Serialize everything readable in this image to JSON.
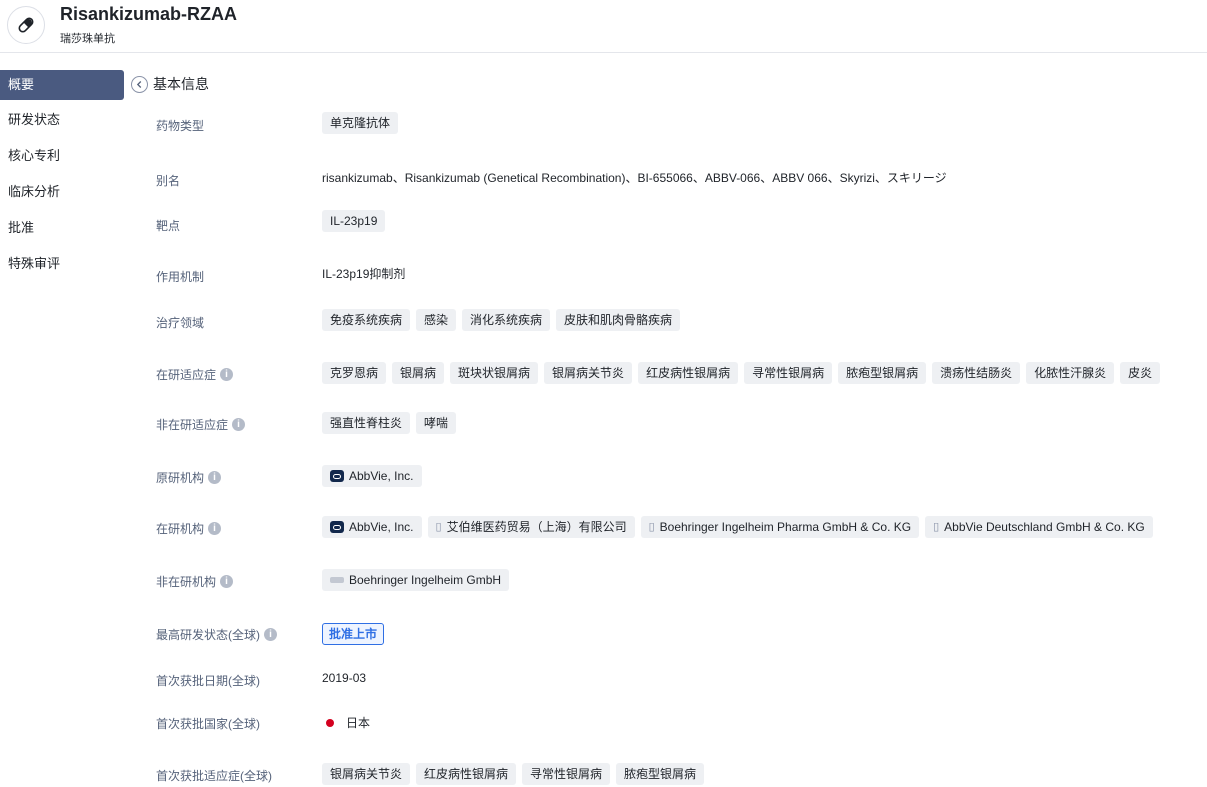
{
  "header": {
    "title": "Risankizumab-RZAA",
    "subtitle": "瑞莎珠单抗",
    "logo_icon": "pill-icon"
  },
  "sidebar": {
    "items": [
      {
        "label": "概要",
        "active": true
      },
      {
        "label": "研发状态"
      },
      {
        "label": "核心专利"
      },
      {
        "label": "临床分析"
      },
      {
        "label": "批准"
      },
      {
        "label": "特殊审评"
      }
    ]
  },
  "section": {
    "title": "基本信息"
  },
  "fields": {
    "drug_type": {
      "label": "药物类型",
      "chips": [
        "单克隆抗体"
      ]
    },
    "alias": {
      "label": "别名",
      "text": "risankizumab、Risankizumab (Genetical Recombination)、BI-655066、ABBV-066、ABBV 066、Skyrizi、スキリージ"
    },
    "target": {
      "label": "靶点",
      "chips": [
        "IL-23p19"
      ]
    },
    "mechanism": {
      "label": "作用机制",
      "text": "IL-23p19抑制剂"
    },
    "therapeutic_area": {
      "label": "治疗领域",
      "chips": [
        "免疫系统疾病",
        "感染",
        "消化系统疾病",
        "皮肤和肌肉骨骼疾病"
      ]
    },
    "active_indications": {
      "label": "在研适应症",
      "chips": [
        "克罗恩病",
        "银屑病",
        "斑块状银屑病",
        "银屑病关节炎",
        "红皮病性银屑病",
        "寻常性银屑病",
        "脓疱型银屑病",
        "溃疡性结肠炎",
        "化脓性汗腺炎",
        "皮炎"
      ]
    },
    "inactive_indications": {
      "label": "非在研适应症",
      "chips": [
        "强直性脊柱炎",
        "哮喘"
      ]
    },
    "originator": {
      "label": "原研机构",
      "orgs": [
        {
          "name": "AbbVie, Inc.",
          "icon": "abbvie-logo"
        }
      ]
    },
    "active_orgs": {
      "label": "在研机构",
      "orgs": [
        {
          "name": "AbbVie, Inc.",
          "icon": "abbvie-logo"
        },
        {
          "name": "艾伯维医药贸易（上海）有限公司",
          "icon": "building-icon"
        },
        {
          "name": "Boehringer Ingelheim Pharma GmbH & Co. KG",
          "icon": "building-icon"
        },
        {
          "name": "AbbVie Deutschland GmbH & Co. KG",
          "icon": "building-icon"
        }
      ]
    },
    "inactive_orgs": {
      "label": "非在研机构",
      "orgs": [
        {
          "name": "Boehringer Ingelheim GmbH",
          "icon": "boehringer-logo"
        }
      ]
    },
    "highest_status": {
      "label": "最高研发状态(全球)",
      "badge": "批准上市",
      "color": "#2f6fe4"
    },
    "first_approval_date": {
      "label": "首次获批日期(全球)",
      "text": "2019-03"
    },
    "first_approval_country": {
      "label": "首次获批国家(全球)",
      "text": "日本",
      "flag_color": "#d4001f"
    },
    "first_approval_indications": {
      "label": "首次获批适应症(全球)",
      "chips": [
        "银屑病关节炎",
        "红皮病性银屑病",
        "寻常性银屑病",
        "脓疱型银屑病"
      ]
    }
  }
}
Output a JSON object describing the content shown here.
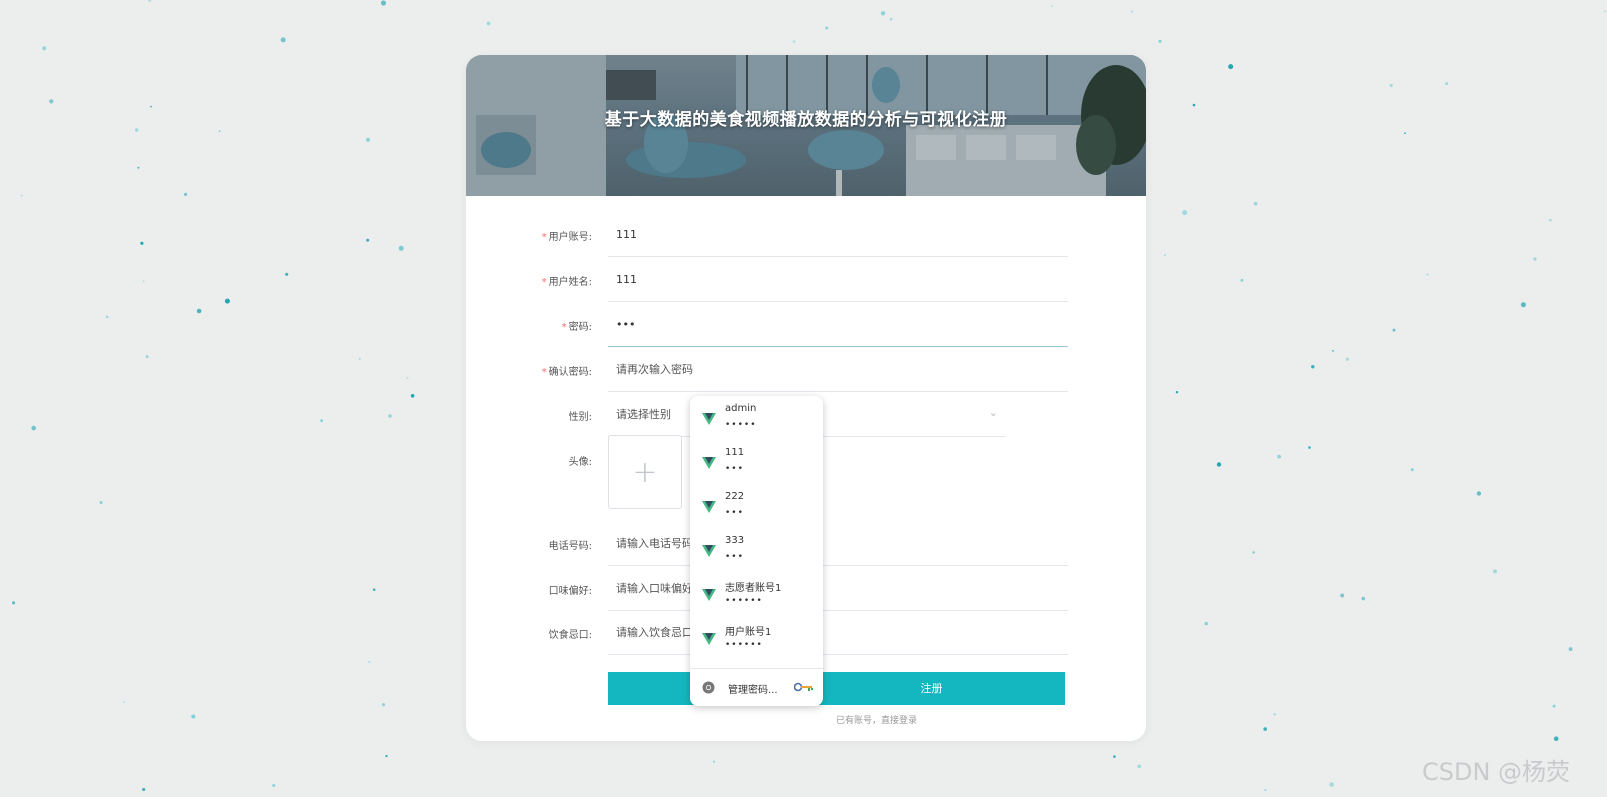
{
  "banner": {
    "title": "基于大数据的美食视频播放数据的分析与可视化注册"
  },
  "form": {
    "account": {
      "label": "用户账号:",
      "value": "111",
      "required": true
    },
    "name": {
      "label": "用户姓名:",
      "value": "111",
      "required": true
    },
    "password": {
      "label": "密码:",
      "value": "•••",
      "required": true
    },
    "confirm": {
      "label": "确认密码:",
      "placeholder": "请再次输入密码",
      "required": true
    },
    "gender": {
      "label": "性别:",
      "placeholder": "请选择性别"
    },
    "avatar": {
      "label": "头像:",
      "icon": "plus-icon"
    },
    "phone": {
      "label": "电话号码:",
      "placeholder": "请输入电话号码"
    },
    "taste": {
      "label": "口味偏好:",
      "placeholder": "请输入口味偏好"
    },
    "diet": {
      "label": "饮食忌口:",
      "placeholder": "请输入饮食忌口"
    },
    "submit_label": "注册",
    "login_link": "已有账号，直接登录"
  },
  "autofill": {
    "items": [
      {
        "user": "admin",
        "pass": "•••••"
      },
      {
        "user": "111",
        "pass": "•••"
      },
      {
        "user": "222",
        "pass": "•••"
      },
      {
        "user": "333",
        "pass": "•••"
      },
      {
        "user": "志愿者账号1",
        "pass": "••••••"
      },
      {
        "user": "用户账号1",
        "pass": "••••••"
      }
    ],
    "manage_label": "管理密码...",
    "icons": {
      "item": "vue-logo-icon",
      "browser": "chrome-icon",
      "key": "key-icon"
    }
  },
  "watermark": "CSDN @杨荧",
  "colors": {
    "accent": "#14b7bf",
    "required": "#f56c6c",
    "vue_green": "#42b883",
    "vue_dark": "#35495e"
  }
}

■ **Exercise task**
Each line above is to be copied verbatim. Drop any image from the copy.

■ **Exercise response**
Serialize everything readable in this image to JSON.
{
  "header": {
    "title": "Risankizumab-RZAA",
    "subtitle": "瑞莎珠单抗",
    "logo_icon": "pill-icon"
  },
  "sidebar": {
    "items": [
      {
        "label": "概要",
        "active": true
      },
      {
        "label": "研发状态"
      },
      {
        "label": "核心专利"
      },
      {
        "label": "临床分析"
      },
      {
        "label": "批准"
      },
      {
        "label": "特殊审评"
      }
    ]
  },
  "section": {
    "title": "基本信息"
  },
  "fields": {
    "drug_type": {
      "label": "药物类型",
      "chips": [
        "单克隆抗体"
      ]
    },
    "alias": {
      "label": "别名",
      "text": "risankizumab、Risankizumab (Genetical Recombination)、BI-655066、ABBV-066、ABBV 066、Skyrizi、スキリージ"
    },
    "target": {
      "label": "靶点",
      "chips": [
        "IL-23p19"
      ]
    },
    "mechanism": {
      "label": "作用机制",
      "text": "IL-23p19抑制剂"
    },
    "therapeutic_area": {
      "label": "治疗领域",
      "chips": [
        "免疫系统疾病",
        "感染",
        "消化系统疾病",
        "皮肤和肌肉骨骼疾病"
      ]
    },
    "active_indications": {
      "label": "在研适应症",
      "chips": [
        "克罗恩病",
        "银屑病",
        "斑块状银屑病",
        "银屑病关节炎",
        "红皮病性银屑病",
        "寻常性银屑病",
        "脓疱型银屑病",
        "溃疡性结肠炎",
        "化脓性汗腺炎",
        "皮炎"
      ]
    },
    "inactive_indications": {
      "label": "非在研适应症",
      "chips": [
        "强直性脊柱炎",
        "哮喘"
      ]
    },
    "originator": {
      "label": "原研机构",
      "orgs": [
        {
          "name": "AbbVie, Inc.",
          "icon": "abbvie-logo"
        }
      ]
    },
    "active_orgs": {
      "label": "在研机构",
      "orgs": [
        {
          "name": "AbbVie, Inc.",
          "icon": "abbvie-logo"
        },
        {
          "name": "艾伯维医药贸易（上海）有限公司",
          "icon": "building-icon"
        },
        {
          "name": "Boehringer Ingelheim Pharma GmbH & Co. KG",
          "icon": "building-icon"
        },
        {
          "name": "AbbVie Deutschland GmbH & Co. KG",
          "icon": "building-icon"
        }
      ]
    },
    "inactive_orgs": {
      "label": "非在研机构",
      "orgs": [
        {
          "name": "Boehringer Ingelheim GmbH",
          "icon": "boehringer-logo"
        }
      ]
    },
    "highest_status": {
      "label": "最高研发状态(全球)",
      "badge": "批准上市",
      "color": "#2f6fe4"
    },
    "first_approval_date": {
      "label": "首次获批日期(全球)",
      "text": "2019-03"
    },
    "first_approval_country": {
      "label": "首次获批国家(全球)",
      "text": "日本",
      "flag_color": "#d4001f"
    },
    "first_approval_indications": {
      "label": "首次获批适应症(全球)",
      "chips": [
        "银屑病关节炎",
        "红皮病性银屑病",
        "寻常性银屑病",
        "脓疱型银屑病"
      ]
    }
  }
}
Output a JSON object describing the content shown here.
{
  "banner": {
    "title": "基于大数据的美食视频播放数据的分析与可视化注册"
  },
  "form": {
    "account": {
      "label": "用户账号:",
      "value": "111",
      "required": true
    },
    "name": {
      "label": "用户姓名:",
      "value": "111",
      "required": true
    },
    "password": {
      "label": "密码:",
      "value": "•••",
      "required": true
    },
    "confirm": {
      "label": "确认密码:",
      "placeholder": "请再次输入密码",
      "required": true
    },
    "gender": {
      "label": "性别:",
      "placeholder": "请选择性别"
    },
    "avatar": {
      "label": "头像:",
      "icon": "plus-icon"
    },
    "phone": {
      "label": "电话号码:",
      "placeholder": "请输入电话号码"
    },
    "taste": {
      "label": "口味偏好:",
      "placeholder": "请输入口味偏好"
    },
    "diet": {
      "label": "饮食忌口:",
      "placeholder": "请输入饮食忌口"
    },
    "submit_label": "注册",
    "login_link": "已有账号，直接登录"
  },
  "autofill": {
    "items": [
      {
        "user": "admin",
        "pass": "•••••"
      },
      {
        "user": "111",
        "pass": "•••"
      },
      {
        "user": "222",
        "pass": "•••"
      },
      {
        "user": "333",
        "pass": "•••"
      },
      {
        "user": "志愿者账号1",
        "pass": "••••••"
      },
      {
        "user": "用户账号1",
        "pass": "••••••"
      }
    ],
    "manage_label": "管理密码...",
    "icons": {
      "item": "vue-logo-icon",
      "browser": "chrome-icon",
      "key": "key-icon"
    }
  },
  "watermark": "CSDN @杨荧",
  "colors": {
    "accent": "#14b7bf",
    "required": "#f56c6c",
    "vue_green": "#42b883",
    "vue_dark": "#35495e"
  }
}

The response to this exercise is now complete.